**TASK DETAILS**
Make an exact copy of the records, dropping all pictures.

**DATASET EXTRACT**

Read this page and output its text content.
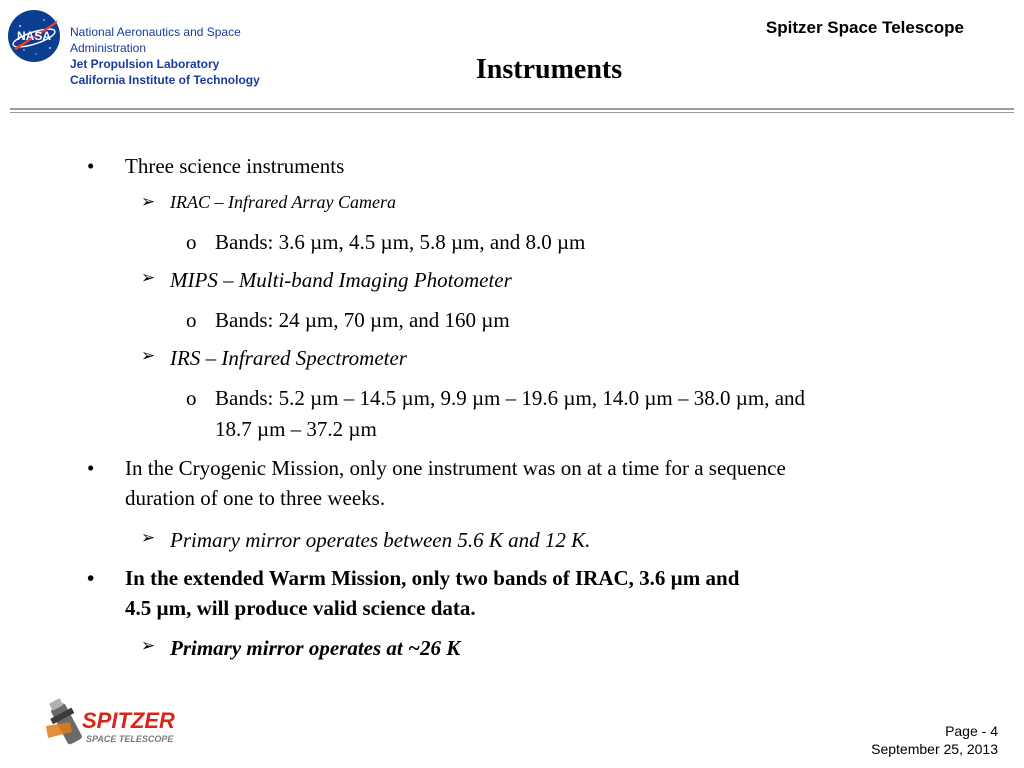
NASA National Aeronautics and Space
Administration
Jet Propulsion Laboratory
California Institute of Technology
Spitzer Space Telescope
Instruments
• Three science instruments
➢ IRAC – Infrared Array Camera
o Bands: 3.6 µm, 4.5 µm, 5.8 µm, and 8.0 µm
➢ MIPS – Multi-band Imaging Photometer
o Bands: 24 µm, 70 µm, and 160 µm
➢ IRS – Infrared Spectrometer
o Bands: 5.2 µm – 14.5 µm, 9.9 µm – 19.6 µm, 14.0 µm – 38.0 µm, and
18.7 µm – 37.2 µm
• In the Cryogenic Mission, only one instrument was on at a time for a sequence
duration of one to three weeks.
➢ Primary mirror operates between 5.6 K and 12 K.
• In the extended Warm Mission, only two bands of IRAC, 3.6 µm and
4.5 µm, will produce valid science data.
➢ Primary mirror operates at ~26 K
SPITZER
SPACE TELESCOPE	Page - 4
September 25, 2013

**REPLY TO THE TASK**
Read this page and output its text content.
NASA National Aeronautics and Space
Administration
Jet Propulsion Laboratory
California Institute of Technology
Spitzer Space Telescope
Instruments
• Three science instruments
➢ IRAC – Infrared Array Camera
o Bands: 3.6 µm, 4.5 µm, 5.8 µm, and 8.0 µm
➢ MIPS – Multi-band Imaging Photometer
o Bands: 24 µm, 70 µm, and 160 µm
➢ IRS – Infrared Spectrometer
o Bands: 5.2 µm – 14.5 µm, 9.9 µm – 19.6 µm, 14.0 µm – 38.0 µm, and
18.7 µm – 37.2 µm
• In the Cryogenic Mission, only one instrument was on at a time for a sequence
duration of one to three weeks.
➢ Primary mirror operates between 5.6 K and 12 K.
• In the extended Warm Mission, only two bands of IRAC, 3.6 µm and
4.5 µm, will produce valid science data.
➢ Primary mirror operates at ~26 K
SPITZER
SPACE TELESCOPE	Page - 4
September 25, 2013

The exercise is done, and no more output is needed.